[begin Provided data]
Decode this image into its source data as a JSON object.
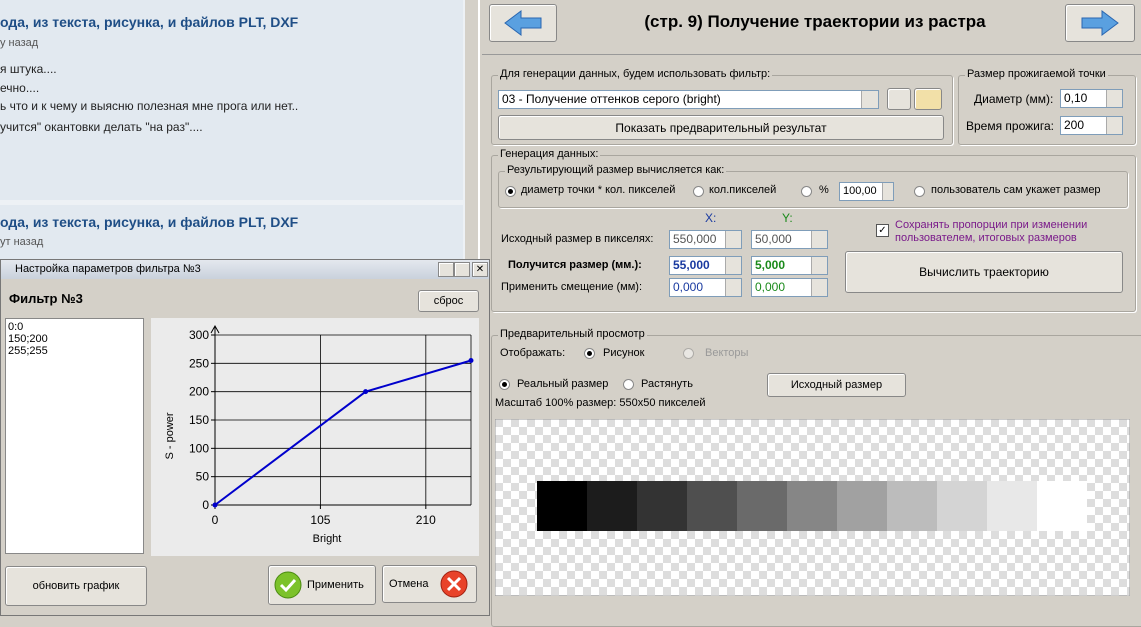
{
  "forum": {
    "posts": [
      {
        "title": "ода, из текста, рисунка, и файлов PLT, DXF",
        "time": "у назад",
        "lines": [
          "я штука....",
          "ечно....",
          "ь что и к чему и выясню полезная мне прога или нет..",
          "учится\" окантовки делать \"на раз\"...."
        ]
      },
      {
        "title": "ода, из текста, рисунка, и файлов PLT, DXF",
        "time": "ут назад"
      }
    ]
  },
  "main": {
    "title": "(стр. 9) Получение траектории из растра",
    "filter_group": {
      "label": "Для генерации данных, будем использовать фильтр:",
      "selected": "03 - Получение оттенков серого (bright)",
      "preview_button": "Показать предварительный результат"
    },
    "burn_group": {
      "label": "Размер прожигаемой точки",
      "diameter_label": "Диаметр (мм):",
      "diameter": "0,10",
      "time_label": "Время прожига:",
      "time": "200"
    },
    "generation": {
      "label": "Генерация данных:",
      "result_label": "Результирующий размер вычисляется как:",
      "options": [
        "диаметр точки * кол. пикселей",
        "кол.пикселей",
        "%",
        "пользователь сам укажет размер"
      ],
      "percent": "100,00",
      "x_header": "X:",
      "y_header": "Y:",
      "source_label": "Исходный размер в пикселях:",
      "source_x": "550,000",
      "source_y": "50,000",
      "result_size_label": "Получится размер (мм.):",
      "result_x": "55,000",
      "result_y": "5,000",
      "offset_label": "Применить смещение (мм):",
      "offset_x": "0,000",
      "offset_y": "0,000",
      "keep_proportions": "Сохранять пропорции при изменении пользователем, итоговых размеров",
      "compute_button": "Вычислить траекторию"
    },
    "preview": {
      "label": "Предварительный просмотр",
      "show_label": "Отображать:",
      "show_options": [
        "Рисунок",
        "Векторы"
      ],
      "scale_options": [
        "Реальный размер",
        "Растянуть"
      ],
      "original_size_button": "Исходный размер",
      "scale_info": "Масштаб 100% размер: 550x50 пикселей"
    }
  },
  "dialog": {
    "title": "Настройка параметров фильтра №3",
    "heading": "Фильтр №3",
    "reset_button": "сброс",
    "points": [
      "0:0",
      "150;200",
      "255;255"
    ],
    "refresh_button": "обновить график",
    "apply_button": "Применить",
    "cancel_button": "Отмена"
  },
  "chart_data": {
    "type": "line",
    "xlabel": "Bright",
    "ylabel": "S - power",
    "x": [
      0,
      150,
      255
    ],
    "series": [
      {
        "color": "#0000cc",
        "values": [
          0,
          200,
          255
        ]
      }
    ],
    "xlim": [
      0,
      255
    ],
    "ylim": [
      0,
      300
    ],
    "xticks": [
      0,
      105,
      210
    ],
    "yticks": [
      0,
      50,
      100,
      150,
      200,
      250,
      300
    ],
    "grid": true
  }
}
[end Provided data]
[begin Provided data]
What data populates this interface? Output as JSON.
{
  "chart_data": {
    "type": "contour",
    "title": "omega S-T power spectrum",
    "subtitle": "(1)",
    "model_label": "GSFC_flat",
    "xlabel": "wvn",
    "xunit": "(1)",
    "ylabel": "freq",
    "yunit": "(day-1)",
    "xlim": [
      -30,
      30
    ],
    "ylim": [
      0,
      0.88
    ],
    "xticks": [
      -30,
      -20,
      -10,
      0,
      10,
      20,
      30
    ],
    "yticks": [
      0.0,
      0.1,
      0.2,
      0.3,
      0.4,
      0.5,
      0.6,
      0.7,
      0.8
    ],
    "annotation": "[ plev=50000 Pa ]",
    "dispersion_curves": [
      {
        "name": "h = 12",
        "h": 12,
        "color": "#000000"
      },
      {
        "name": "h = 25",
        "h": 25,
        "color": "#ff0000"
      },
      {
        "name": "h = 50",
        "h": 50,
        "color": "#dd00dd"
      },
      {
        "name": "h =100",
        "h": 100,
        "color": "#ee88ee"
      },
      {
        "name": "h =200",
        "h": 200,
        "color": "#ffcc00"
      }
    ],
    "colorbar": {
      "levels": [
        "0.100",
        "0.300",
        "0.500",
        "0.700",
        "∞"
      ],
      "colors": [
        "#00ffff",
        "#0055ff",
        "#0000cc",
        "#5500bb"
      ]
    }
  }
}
[end Provided data]
[begin Provided data]
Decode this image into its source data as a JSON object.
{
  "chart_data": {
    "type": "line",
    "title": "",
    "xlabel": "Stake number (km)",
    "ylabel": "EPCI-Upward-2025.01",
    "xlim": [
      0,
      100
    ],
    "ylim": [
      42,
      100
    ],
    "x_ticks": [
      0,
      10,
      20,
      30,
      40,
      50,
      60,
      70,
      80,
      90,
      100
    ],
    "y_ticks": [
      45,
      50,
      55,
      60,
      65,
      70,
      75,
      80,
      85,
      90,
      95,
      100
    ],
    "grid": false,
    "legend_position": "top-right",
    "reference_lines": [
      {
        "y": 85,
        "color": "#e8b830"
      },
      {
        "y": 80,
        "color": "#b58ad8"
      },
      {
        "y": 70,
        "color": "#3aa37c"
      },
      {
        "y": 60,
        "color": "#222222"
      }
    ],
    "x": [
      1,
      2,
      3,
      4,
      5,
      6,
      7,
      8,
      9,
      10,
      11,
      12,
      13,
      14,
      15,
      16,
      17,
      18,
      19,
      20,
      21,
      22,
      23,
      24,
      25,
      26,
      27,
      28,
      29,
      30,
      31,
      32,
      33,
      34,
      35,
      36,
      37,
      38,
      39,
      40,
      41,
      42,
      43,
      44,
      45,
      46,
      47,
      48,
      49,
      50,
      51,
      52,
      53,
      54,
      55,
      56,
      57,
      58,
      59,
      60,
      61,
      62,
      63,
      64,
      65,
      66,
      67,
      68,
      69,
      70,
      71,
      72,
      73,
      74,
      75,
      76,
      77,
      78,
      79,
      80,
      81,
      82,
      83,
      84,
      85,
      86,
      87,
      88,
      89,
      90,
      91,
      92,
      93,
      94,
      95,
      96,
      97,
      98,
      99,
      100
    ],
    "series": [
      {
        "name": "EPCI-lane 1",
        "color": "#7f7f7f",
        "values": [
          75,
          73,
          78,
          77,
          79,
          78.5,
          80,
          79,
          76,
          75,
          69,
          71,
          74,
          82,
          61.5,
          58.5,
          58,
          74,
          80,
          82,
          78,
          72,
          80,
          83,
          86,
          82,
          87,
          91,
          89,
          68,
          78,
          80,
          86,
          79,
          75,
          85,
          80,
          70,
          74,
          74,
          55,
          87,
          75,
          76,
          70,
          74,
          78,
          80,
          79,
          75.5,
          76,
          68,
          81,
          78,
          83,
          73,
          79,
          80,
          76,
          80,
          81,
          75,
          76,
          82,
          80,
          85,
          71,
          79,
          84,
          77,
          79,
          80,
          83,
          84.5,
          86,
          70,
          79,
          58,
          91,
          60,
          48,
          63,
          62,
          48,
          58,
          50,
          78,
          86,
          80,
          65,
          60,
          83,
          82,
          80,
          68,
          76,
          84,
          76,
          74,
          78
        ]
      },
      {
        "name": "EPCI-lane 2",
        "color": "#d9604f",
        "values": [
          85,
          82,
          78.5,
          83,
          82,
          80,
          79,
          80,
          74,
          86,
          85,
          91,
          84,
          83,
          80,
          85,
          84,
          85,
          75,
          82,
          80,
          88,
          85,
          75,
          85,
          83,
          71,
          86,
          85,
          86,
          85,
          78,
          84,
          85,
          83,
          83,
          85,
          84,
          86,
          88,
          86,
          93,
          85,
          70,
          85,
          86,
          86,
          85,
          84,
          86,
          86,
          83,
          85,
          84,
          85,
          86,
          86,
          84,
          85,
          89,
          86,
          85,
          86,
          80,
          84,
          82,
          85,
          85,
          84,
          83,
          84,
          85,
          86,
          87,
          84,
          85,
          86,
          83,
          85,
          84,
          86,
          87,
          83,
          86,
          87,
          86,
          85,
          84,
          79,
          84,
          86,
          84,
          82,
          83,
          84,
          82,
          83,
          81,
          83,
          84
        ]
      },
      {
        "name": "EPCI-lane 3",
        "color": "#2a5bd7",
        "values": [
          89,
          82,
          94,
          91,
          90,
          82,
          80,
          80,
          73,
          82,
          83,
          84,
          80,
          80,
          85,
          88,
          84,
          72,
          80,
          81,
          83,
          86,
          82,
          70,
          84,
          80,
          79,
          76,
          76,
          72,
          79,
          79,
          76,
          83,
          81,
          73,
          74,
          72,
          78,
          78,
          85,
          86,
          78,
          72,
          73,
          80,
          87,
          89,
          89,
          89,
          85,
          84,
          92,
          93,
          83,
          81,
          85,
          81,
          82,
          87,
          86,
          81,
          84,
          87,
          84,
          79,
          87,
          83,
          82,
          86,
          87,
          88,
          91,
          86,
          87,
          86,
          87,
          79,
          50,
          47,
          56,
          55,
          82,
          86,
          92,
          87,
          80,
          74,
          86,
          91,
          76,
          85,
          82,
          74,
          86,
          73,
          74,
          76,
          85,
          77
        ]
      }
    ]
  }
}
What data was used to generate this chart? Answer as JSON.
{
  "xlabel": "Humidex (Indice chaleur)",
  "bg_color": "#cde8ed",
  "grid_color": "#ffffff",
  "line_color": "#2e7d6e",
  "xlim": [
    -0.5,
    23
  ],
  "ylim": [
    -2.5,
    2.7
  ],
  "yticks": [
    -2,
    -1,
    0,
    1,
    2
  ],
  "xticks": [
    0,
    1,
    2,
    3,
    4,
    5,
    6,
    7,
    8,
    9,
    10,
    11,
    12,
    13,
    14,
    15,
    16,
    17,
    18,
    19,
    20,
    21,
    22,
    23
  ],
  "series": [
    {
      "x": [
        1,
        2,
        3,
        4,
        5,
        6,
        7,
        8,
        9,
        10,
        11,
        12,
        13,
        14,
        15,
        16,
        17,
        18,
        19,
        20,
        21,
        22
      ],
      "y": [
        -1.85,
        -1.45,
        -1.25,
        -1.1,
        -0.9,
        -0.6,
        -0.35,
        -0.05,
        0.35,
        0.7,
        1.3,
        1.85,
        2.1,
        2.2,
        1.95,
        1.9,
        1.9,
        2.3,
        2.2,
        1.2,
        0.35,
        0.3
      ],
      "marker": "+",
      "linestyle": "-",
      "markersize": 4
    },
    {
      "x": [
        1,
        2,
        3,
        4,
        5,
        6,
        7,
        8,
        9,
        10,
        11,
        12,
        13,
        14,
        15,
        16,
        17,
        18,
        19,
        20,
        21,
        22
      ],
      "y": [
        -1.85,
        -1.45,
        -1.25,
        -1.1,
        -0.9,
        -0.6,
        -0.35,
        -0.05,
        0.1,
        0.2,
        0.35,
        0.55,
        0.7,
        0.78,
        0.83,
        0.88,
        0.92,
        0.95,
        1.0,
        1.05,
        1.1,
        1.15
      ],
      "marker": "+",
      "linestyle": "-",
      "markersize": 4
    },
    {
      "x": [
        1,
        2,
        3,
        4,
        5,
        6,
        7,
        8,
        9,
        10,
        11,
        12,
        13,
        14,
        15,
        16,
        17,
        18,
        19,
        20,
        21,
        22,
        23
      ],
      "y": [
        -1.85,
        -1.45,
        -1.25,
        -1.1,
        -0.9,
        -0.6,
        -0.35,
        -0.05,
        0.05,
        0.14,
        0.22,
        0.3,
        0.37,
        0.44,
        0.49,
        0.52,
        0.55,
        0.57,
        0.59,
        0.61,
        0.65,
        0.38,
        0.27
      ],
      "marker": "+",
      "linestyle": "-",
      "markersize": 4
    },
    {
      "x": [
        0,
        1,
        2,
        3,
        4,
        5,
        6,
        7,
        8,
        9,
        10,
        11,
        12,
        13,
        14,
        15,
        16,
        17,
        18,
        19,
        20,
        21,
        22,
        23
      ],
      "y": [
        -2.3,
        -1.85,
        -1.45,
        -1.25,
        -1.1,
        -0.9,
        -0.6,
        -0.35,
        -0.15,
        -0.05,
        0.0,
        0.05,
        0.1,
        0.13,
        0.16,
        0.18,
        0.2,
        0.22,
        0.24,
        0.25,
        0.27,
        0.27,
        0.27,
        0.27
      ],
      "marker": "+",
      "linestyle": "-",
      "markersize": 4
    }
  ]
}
[end Provided data]
From the records above, pull out each line that has "xlabel".

    "xlabel": "Bright",
    "xlabel": "wvn",
    "xlabel": "Stake number (km)",
  "xlabel": "Humidex (Indice chaleur)",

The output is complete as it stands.